----- Provided entries

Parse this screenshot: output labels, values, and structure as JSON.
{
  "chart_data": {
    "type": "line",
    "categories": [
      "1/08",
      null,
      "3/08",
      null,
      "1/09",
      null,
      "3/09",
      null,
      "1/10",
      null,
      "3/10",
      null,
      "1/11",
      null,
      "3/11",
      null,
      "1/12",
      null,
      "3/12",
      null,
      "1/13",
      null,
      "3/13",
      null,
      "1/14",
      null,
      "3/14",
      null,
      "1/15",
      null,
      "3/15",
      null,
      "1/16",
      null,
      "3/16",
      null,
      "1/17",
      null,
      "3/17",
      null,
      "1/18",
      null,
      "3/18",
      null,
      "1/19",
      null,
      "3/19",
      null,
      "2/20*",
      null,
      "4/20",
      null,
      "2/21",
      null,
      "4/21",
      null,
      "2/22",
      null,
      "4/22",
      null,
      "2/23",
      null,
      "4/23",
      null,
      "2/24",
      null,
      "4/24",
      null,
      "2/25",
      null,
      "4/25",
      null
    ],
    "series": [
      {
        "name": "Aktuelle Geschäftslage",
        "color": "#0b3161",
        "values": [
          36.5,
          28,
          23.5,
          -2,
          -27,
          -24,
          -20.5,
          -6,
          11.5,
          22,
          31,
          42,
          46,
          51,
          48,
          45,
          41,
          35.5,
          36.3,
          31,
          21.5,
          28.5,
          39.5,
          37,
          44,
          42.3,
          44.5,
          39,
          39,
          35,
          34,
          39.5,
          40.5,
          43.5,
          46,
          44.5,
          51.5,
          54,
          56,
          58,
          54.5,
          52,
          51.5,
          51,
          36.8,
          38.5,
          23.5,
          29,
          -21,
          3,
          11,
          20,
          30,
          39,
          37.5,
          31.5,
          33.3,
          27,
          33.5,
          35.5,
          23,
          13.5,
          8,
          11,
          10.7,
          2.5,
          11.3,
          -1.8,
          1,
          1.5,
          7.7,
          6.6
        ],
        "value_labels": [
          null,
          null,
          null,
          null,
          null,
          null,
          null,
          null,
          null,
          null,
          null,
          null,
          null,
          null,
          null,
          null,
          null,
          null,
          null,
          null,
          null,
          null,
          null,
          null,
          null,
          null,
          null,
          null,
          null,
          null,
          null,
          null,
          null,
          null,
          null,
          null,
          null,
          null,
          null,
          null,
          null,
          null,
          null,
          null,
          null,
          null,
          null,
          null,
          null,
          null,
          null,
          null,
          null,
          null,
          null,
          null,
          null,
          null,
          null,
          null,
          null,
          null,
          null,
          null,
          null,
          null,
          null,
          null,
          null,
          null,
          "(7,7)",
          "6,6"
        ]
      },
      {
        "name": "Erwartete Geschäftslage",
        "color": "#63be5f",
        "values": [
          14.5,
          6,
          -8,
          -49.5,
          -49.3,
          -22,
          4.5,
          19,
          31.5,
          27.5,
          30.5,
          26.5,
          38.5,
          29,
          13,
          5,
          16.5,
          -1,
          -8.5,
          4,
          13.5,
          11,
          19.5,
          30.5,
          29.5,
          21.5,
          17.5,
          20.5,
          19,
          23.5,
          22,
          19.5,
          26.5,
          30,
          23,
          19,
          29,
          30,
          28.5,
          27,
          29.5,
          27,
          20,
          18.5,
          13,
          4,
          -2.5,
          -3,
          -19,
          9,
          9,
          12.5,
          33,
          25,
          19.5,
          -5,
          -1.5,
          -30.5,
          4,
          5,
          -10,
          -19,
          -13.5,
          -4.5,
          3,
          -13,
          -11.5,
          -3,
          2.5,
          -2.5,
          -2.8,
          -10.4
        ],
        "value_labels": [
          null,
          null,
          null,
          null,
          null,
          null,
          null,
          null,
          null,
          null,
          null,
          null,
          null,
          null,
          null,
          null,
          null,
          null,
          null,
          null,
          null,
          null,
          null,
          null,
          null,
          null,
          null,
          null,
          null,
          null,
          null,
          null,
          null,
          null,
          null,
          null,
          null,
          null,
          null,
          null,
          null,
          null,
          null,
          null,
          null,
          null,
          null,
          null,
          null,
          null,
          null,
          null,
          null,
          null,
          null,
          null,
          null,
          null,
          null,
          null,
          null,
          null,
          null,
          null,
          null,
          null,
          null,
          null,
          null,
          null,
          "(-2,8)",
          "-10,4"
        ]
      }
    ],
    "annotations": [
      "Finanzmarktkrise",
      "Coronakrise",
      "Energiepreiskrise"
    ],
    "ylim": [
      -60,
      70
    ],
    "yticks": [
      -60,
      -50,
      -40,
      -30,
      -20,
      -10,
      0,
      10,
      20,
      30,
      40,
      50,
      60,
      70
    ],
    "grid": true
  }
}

----------

What you will do |
Transcribe the material above in its entirety. Match it exactly.

Full solution |
Parse this screenshot: output labels, values, and structure as JSON.
{
  "chart_data": {
    "type": "line",
    "categories": [
      "1/08",
      null,
      "3/08",
      null,
      "1/09",
      null,
      "3/09",
      null,
      "1/10",
      null,
      "3/10",
      null,
      "1/11",
      null,
      "3/11",
      null,
      "1/12",
      null,
      "3/12",
      null,
      "1/13",
      null,
      "3/13",
      null,
      "1/14",
      null,
      "3/14",
      null,
      "1/15",
      null,
      "3/15",
      null,
      "1/16",
      null,
      "3/16",
      null,
      "1/17",
      null,
      "3/17",
      null,
      "1/18",
      null,
      "3/18",
      null,
      "1/19",
      null,
      "3/19",
      null,
      "2/20*",
      null,
      "4/20",
      null,
      "2/21",
      null,
      "4/21",
      null,
      "2/22",
      null,
      "4/22",
      null,
      "2/23",
      null,
      "4/23",
      null,
      "2/24",
      null,
      "4/24",
      null,
      "2/25",
      null,
      "4/25",
      null
    ],
    "series": [
      {
        "name": "Aktuelle Geschäftslage",
        "color": "#0b3161",
        "values": [
          36.5,
          28,
          23.5,
          -2,
          -27,
          -24,
          -20.5,
          -6,
          11.5,
          22,
          31,
          42,
          46,
          51,
          48,
          45,
          41,
          35.5,
          36.3,
          31,
          21.5,
          28.5,
          39.5,
          37,
          44,
          42.3,
          44.5,
          39,
          39,
          35,
          34,
          39.5,
          40.5,
          43.5,
          46,
          44.5,
          51.5,
          54,
          56,
          58,
          54.5,
          52,
          51.5,
          51,
          36.8,
          38.5,
          23.5,
          29,
          -21,
          3,
          11,
          20,
          30,
          39,
          37.5,
          31.5,
          33.3,
          27,
          33.5,
          35.5,
          23,
          13.5,
          8,
          11,
          10.7,
          2.5,
          11.3,
          -1.8,
          1,
          1.5,
          7.7,
          6.6
        ],
        "value_labels": [
          null,
          null,
          null,
          null,
          null,
          null,
          null,
          null,
          null,
          null,
          null,
          null,
          null,
          null,
          null,
          null,
          null,
          null,
          null,
          null,
          null,
          null,
          null,
          null,
          null,
          null,
          null,
          null,
          null,
          null,
          null,
          null,
          null,
          null,
          null,
          null,
          null,
          null,
          null,
          null,
          null,
          null,
          null,
          null,
          null,
          null,
          null,
          null,
          null,
          null,
          null,
          null,
          null,
          null,
          null,
          null,
          null,
          null,
          null,
          null,
          null,
          null,
          null,
          null,
          null,
          null,
          null,
          null,
          null,
          null,
          "(7,7)",
          "6,6"
        ]
      },
      {
        "name": "Erwartete Geschäftslage",
        "color": "#63be5f",
        "values": [
          14.5,
          6,
          -8,
          -49.5,
          -49.3,
          -22,
          4.5,
          19,
          31.5,
          27.5,
          30.5,
          26.5,
          38.5,
          29,
          13,
          5,
          16.5,
          -1,
          -8.5,
          4,
          13.5,
          11,
          19.5,
          30.5,
          29.5,
          21.5,
          17.5,
          20.5,
          19,
          23.5,
          22,
          19.5,
          26.5,
          30,
          23,
          19,
          29,
          30,
          28.5,
          27,
          29.5,
          27,
          20,
          18.5,
          13,
          4,
          -2.5,
          -3,
          -19,
          9,
          9,
          12.5,
          33,
          25,
          19.5,
          -5,
          -1.5,
          -30.5,
          4,
          5,
          -10,
          -19,
          -13.5,
          -4.5,
          3,
          -13,
          -11.5,
          -3,
          2.5,
          -2.5,
          -2.8,
          -10.4
        ],
        "value_labels": [
          null,
          null,
          null,
          null,
          null,
          null,
          null,
          null,
          null,
          null,
          null,
          null,
          null,
          null,
          null,
          null,
          null,
          null,
          null,
          null,
          null,
          null,
          null,
          null,
          null,
          null,
          null,
          null,
          null,
          null,
          null,
          null,
          null,
          null,
          null,
          null,
          null,
          null,
          null,
          null,
          null,
          null,
          null,
          null,
          null,
          null,
          null,
          null,
          null,
          null,
          null,
          null,
          null,
          null,
          null,
          null,
          null,
          null,
          null,
          null,
          null,
          null,
          null,
          null,
          null,
          null,
          null,
          null,
          null,
          null,
          "(-2,8)",
          "-10,4"
        ]
      }
    ],
    "annotations": [
      "Finanzmarktkrise",
      "Coronakrise",
      "Energiepreiskrise"
    ],
    "ylim": [
      -60,
      70
    ],
    "yticks": [
      -60,
      -50,
      -40,
      -30,
      -20,
      -10,
      0,
      10,
      20,
      30,
      40,
      50,
      60,
      70
    ],
    "grid": true
  }
}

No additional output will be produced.